Saturday, October 31, 2015

Dancing Sort Algorithms

Post, only to illustrate the most common types of sorting algorithms:
Graphically, Dance, and Code:

(Graphic from http://www.sorting-algorithms.com/ )
(Videos from: https://www.youtube.com/user/AlgoRythmics )
(Pseudocode: http://visualgo.net/ )
(Pseudocode Shell: https://courses.cs.washington.edu/courses/cse326/03wi/lectures/RaoLect14.pdf )
(Main Links (titles): Wikipedia: https://en.wikipedia.org/wiki/Sorting_algorithm

Sorting Algorithms general animated image:
(Algorithms race)



1.-  Insert:

mark first element as sorted
for each unsorted element
  'extract' the element
  for i = lastSortedIndex to 0
    if currentSortedElement > extractedElement
      move sorted element to the right by 1
    else: insert extracted element



2.- Select:

repeat (numOfElements - 1) times
  set the first unsorted element as the minimum
  for each of the unsorted elements
    if element < currentMinimum
      set element as new minimum
  swap minimum with first unsorted position



3.- Bubble:

do
  swapped = false
  for i = 1 to indexOfLastUnsortedElement
    if leftElement > rightElement
      swap(leftElement, rightElement)
      swapped = true
while swapped


4.- Shell:

                                # Start with the largest gap and work down to a gap of 1
                                     foreach (gap in gaps){
                                # Do a gapped insertion sort for this gap size.
                                                     # The first gap elements a[0..gap-1] are already in gapped order
                                                     # keep adding one more element until the entire array is gap sorted  
                                     for (i = gap; i < n; i += 1){
                                            temp = a[i]
                                            for (j = i; j >= gap and a[j - gap] > temp; j -= gap){
                                                  a[j] = a[j - gap]
                                            }
                                            a[j] = temp
                                      }
                                }


5.- Merge:

split each element into partitions of size 1
recursively merge adjancent partitions
  for i = leftPartStartIndex to rightPartLastIndex inclusive
    if leftPartHeadValue <= rightPartHeadValue
      copy leftPartHeadValue
    else: copy rightPartHeadValue
copy elements back to original array


7.- Quick:

for each (unsorted) partition
  set first element as pivot
  storeIndex = pivotIndex + 1
  for i = pivotIndex + 1 to rightmostIndex
    if element[i] < element[pivot]
      swap(i, storeIndex); storeIndex++
  swap(pivot, storeIndex - 1)

○ ○ ○

REQUIRED TASK A:
Set down, word for word, the part of the sorting algorithms post starting with "(Graphic from http://www.sorting-algorithms.com/" and going on through "(Algorithms race)".
REQUIRED TASK B:
Turn the block of the sorting algorithms post that begins "repeat (numOfElements - 1) times" into a brief list of steps, keeping its main facts.
The material that follows the sorting algorithms post is separate from it.

STORED DATA:

○ ○ ○

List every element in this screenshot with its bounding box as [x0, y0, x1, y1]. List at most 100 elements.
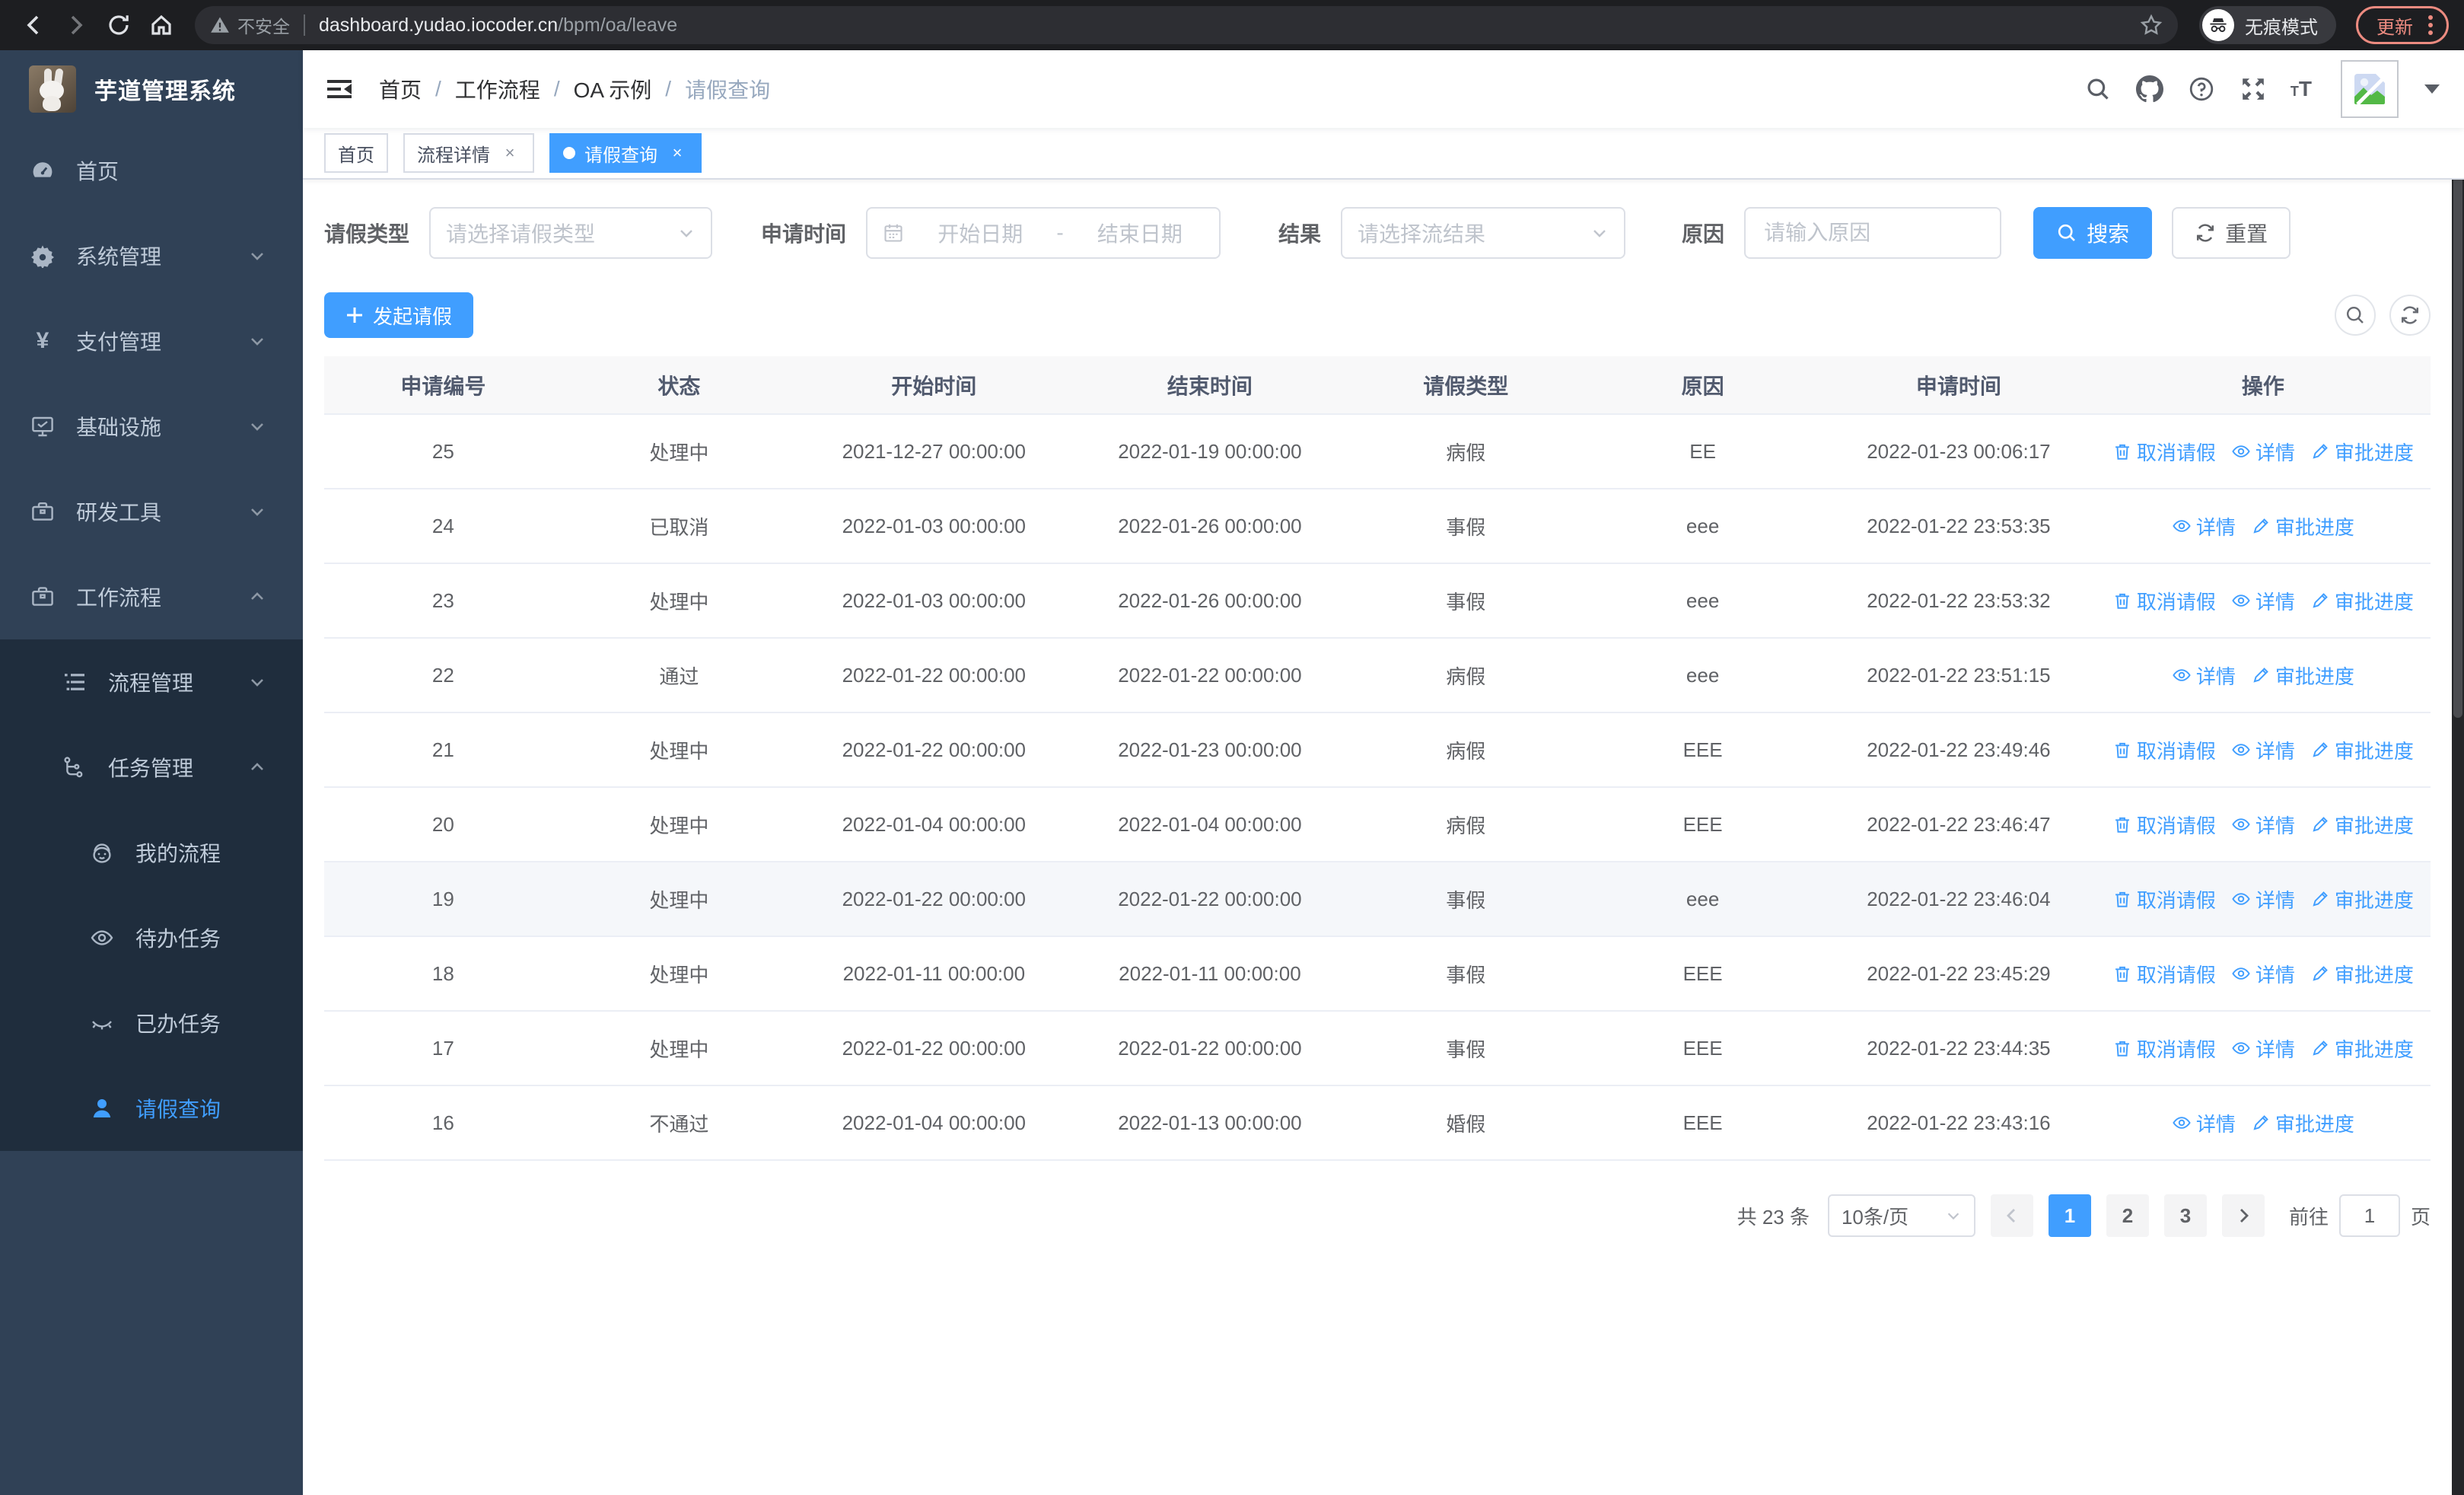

○ ○ ○

WRITTEN ANSWER A:
(Graphic from http://www.sorting-algorithms.com/ )
(Videos from: https://www.youtube.com/user/AlgoRythmics )
(Pseudocode: http://visualgo.net/ )
(Pseudocode Shell: https://courses.cs.washington.edu/courses/cse326/03wi/lectures/RaoLect14.pdf )
(Main Links (titles): Wikipedia: https://en.wikipedia.org/wiki/Sorting_algorithm

Sorting Algorithms general animated image:
(Algorithms race)

WRITTEN ANSWER B:
- Repeat the following steps one time fewer than the number of elements.
- Treat the first unsorted element as the minimum.
- Check each unsorted element. Any element smaller than the current minimum becomes the new minimum.
- Swap the minimum into the first unsorted position.